Bounding box entries:
═══
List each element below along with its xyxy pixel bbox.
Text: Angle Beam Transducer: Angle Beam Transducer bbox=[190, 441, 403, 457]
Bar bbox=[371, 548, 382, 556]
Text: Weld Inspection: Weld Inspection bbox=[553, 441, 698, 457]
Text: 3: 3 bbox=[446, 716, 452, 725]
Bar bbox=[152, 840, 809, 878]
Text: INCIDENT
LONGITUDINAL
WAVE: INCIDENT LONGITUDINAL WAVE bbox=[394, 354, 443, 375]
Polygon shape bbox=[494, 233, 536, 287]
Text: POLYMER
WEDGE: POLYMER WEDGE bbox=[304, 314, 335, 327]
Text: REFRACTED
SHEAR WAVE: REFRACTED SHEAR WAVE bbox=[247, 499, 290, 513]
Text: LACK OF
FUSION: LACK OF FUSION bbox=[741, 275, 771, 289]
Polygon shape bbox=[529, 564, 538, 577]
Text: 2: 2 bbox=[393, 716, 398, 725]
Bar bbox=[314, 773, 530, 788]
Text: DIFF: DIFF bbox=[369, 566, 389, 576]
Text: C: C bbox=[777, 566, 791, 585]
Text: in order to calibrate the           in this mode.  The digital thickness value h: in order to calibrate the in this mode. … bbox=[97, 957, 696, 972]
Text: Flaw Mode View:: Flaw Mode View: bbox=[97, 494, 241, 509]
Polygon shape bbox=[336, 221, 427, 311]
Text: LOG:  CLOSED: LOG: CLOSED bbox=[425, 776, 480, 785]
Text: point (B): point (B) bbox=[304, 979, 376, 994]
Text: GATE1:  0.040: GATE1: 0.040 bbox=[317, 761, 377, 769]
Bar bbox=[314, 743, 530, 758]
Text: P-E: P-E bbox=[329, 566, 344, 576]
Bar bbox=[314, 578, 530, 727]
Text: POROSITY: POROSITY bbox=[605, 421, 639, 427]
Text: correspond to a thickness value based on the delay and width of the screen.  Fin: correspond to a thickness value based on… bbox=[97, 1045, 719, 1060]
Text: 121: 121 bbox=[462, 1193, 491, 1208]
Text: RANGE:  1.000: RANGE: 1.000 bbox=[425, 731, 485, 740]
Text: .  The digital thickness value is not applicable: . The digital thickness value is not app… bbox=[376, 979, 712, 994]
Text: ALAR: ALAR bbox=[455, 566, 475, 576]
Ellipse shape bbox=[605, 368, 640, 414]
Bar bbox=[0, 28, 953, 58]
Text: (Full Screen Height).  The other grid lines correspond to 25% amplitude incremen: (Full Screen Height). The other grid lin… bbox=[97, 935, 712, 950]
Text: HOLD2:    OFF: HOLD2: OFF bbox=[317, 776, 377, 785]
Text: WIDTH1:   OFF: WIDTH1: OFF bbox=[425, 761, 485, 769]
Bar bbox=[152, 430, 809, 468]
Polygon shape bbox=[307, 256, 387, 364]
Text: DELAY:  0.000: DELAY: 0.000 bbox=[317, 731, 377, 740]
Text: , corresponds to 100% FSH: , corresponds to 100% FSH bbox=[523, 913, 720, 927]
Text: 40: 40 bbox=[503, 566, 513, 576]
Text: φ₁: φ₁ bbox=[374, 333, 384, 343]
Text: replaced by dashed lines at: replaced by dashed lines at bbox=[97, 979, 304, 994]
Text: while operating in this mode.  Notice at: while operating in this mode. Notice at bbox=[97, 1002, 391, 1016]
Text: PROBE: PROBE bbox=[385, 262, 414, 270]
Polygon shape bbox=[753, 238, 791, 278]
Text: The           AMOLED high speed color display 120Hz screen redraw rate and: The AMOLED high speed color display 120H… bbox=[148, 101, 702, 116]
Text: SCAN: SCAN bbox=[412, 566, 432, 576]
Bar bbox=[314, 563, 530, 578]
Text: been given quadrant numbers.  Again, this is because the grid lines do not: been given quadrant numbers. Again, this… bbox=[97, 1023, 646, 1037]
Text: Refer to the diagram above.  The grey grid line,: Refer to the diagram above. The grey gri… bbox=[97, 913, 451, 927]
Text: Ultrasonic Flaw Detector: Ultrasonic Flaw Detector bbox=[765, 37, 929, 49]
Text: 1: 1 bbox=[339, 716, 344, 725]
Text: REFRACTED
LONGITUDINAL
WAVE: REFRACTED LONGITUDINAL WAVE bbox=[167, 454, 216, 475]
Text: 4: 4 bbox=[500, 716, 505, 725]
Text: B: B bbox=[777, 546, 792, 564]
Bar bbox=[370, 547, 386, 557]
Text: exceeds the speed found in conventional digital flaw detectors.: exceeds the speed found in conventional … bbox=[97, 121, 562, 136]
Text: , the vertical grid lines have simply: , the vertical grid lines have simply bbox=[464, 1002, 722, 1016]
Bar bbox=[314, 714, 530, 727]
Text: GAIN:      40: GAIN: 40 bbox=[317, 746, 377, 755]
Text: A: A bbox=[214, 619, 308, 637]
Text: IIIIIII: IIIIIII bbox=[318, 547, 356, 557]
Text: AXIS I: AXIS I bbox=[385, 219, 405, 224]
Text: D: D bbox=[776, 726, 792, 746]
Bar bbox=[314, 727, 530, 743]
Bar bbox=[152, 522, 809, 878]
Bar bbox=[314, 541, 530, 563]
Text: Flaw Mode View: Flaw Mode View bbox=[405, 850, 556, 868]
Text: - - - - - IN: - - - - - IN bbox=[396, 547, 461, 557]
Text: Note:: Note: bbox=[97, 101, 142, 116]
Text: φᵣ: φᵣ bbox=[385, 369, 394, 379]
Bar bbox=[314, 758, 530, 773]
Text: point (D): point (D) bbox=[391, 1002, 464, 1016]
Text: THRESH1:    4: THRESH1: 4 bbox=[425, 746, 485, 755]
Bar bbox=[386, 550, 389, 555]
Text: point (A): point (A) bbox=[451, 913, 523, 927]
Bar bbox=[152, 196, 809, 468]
═══
**Task details**
Copy out every one of the items above line for line, without changing a single character.

**Expected answer**
List each element below along with its xyxy pixel bbox.
Text: Angle Beam Transducer: Angle Beam Transducer bbox=[190, 441, 403, 457]
Bar bbox=[371, 548, 382, 556]
Text: Weld Inspection: Weld Inspection bbox=[553, 441, 698, 457]
Text: 3: 3 bbox=[446, 716, 452, 725]
Bar bbox=[152, 840, 809, 878]
Text: INCIDENT
LONGITUDINAL
WAVE: INCIDENT LONGITUDINAL WAVE bbox=[394, 354, 443, 375]
Polygon shape bbox=[494, 233, 536, 287]
Text: POLYMER
WEDGE: POLYMER WEDGE bbox=[304, 314, 335, 327]
Text: REFRACTED
SHEAR WAVE: REFRACTED SHEAR WAVE bbox=[247, 499, 290, 513]
Text: LACK OF
FUSION: LACK OF FUSION bbox=[741, 275, 771, 289]
Polygon shape bbox=[529, 564, 538, 577]
Text: 2: 2 bbox=[393, 716, 398, 725]
Bar bbox=[314, 773, 530, 788]
Text: DIFF: DIFF bbox=[369, 566, 389, 576]
Text: C: C bbox=[777, 566, 791, 585]
Text: in order to calibrate the           in this mode.  The digital thickness value h: in order to calibrate the in this mode. … bbox=[97, 957, 696, 972]
Text: Flaw Mode View:: Flaw Mode View: bbox=[97, 494, 241, 509]
Polygon shape bbox=[336, 221, 427, 311]
Text: LOG:  CLOSED: LOG: CLOSED bbox=[425, 776, 480, 785]
Text: point (B): point (B) bbox=[304, 979, 376, 994]
Text: GATE1:  0.040: GATE1: 0.040 bbox=[317, 761, 377, 769]
Bar bbox=[314, 743, 530, 758]
Text: P-E: P-E bbox=[329, 566, 344, 576]
Bar bbox=[314, 578, 530, 727]
Text: POROSITY: POROSITY bbox=[605, 421, 639, 427]
Text: correspond to a thickness value based on the delay and width of the screen.  Fin: correspond to a thickness value based on… bbox=[97, 1045, 719, 1060]
Text: 121: 121 bbox=[462, 1193, 491, 1208]
Text: RANGE:  1.000: RANGE: 1.000 bbox=[425, 731, 485, 740]
Text: .  The digital thickness value is not applicable: . The digital thickness value is not app… bbox=[376, 979, 712, 994]
Text: ALAR: ALAR bbox=[455, 566, 475, 576]
Ellipse shape bbox=[605, 368, 640, 414]
Bar bbox=[0, 28, 953, 58]
Text: (Full Screen Height).  The other grid lines correspond to 25% amplitude incremen: (Full Screen Height). The other grid lin… bbox=[97, 935, 712, 950]
Text: HOLD2:    OFF: HOLD2: OFF bbox=[317, 776, 377, 785]
Text: WIDTH1:   OFF: WIDTH1: OFF bbox=[425, 761, 485, 769]
Bar bbox=[152, 430, 809, 468]
Polygon shape bbox=[307, 256, 387, 364]
Text: DELAY:  0.000: DELAY: 0.000 bbox=[317, 731, 377, 740]
Text: , corresponds to 100% FSH: , corresponds to 100% FSH bbox=[523, 913, 720, 927]
Text: 40: 40 bbox=[503, 566, 513, 576]
Text: φ₁: φ₁ bbox=[374, 333, 384, 343]
Text: replaced by dashed lines at: replaced by dashed lines at bbox=[97, 979, 304, 994]
Text: while operating in this mode.  Notice at: while operating in this mode. Notice at bbox=[97, 1002, 391, 1016]
Text: PROBE: PROBE bbox=[385, 262, 414, 270]
Polygon shape bbox=[753, 238, 791, 278]
Text: The           AMOLED high speed color display 120Hz screen redraw rate and: The AMOLED high speed color display 120H… bbox=[148, 101, 702, 116]
Text: SCAN: SCAN bbox=[412, 566, 432, 576]
Bar bbox=[314, 563, 530, 578]
Text: been given quadrant numbers.  Again, this is because the grid lines do not: been given quadrant numbers. Again, this… bbox=[97, 1023, 646, 1037]
Text: Refer to the diagram above.  The grey grid line,: Refer to the diagram above. The grey gri… bbox=[97, 913, 451, 927]
Text: Ultrasonic Flaw Detector: Ultrasonic Flaw Detector bbox=[765, 37, 929, 49]
Text: 1: 1 bbox=[339, 716, 344, 725]
Text: REFRACTED
LONGITUDINAL
WAVE: REFRACTED LONGITUDINAL WAVE bbox=[167, 454, 216, 475]
Text: 4: 4 bbox=[500, 716, 505, 725]
Text: B: B bbox=[777, 546, 792, 564]
Bar bbox=[370, 547, 386, 557]
Text: exceeds the speed found in conventional digital flaw detectors.: exceeds the speed found in conventional … bbox=[97, 121, 562, 136]
Text: , the vertical grid lines have simply: , the vertical grid lines have simply bbox=[464, 1002, 722, 1016]
Bar bbox=[314, 714, 530, 727]
Text: GAIN:      40: GAIN: 40 bbox=[317, 746, 377, 755]
Text: A: A bbox=[214, 619, 308, 637]
Text: IIIIIII: IIIIIII bbox=[318, 547, 356, 557]
Text: AXIS I: AXIS I bbox=[385, 219, 405, 224]
Text: D: D bbox=[776, 726, 792, 746]
Bar bbox=[314, 727, 530, 743]
Bar bbox=[152, 522, 809, 878]
Bar bbox=[314, 541, 530, 563]
Text: Flaw Mode View: Flaw Mode View bbox=[405, 850, 556, 868]
Text: - - - - - IN: - - - - - IN bbox=[396, 547, 461, 557]
Text: Note:: Note: bbox=[97, 101, 142, 116]
Text: φᵣ: φᵣ bbox=[385, 369, 394, 379]
Bar bbox=[314, 758, 530, 773]
Text: point (D): point (D) bbox=[391, 1002, 464, 1016]
Text: THRESH1:    4: THRESH1: 4 bbox=[425, 746, 485, 755]
Bar bbox=[386, 550, 389, 555]
Text: point (A): point (A) bbox=[451, 913, 523, 927]
Bar bbox=[152, 196, 809, 468]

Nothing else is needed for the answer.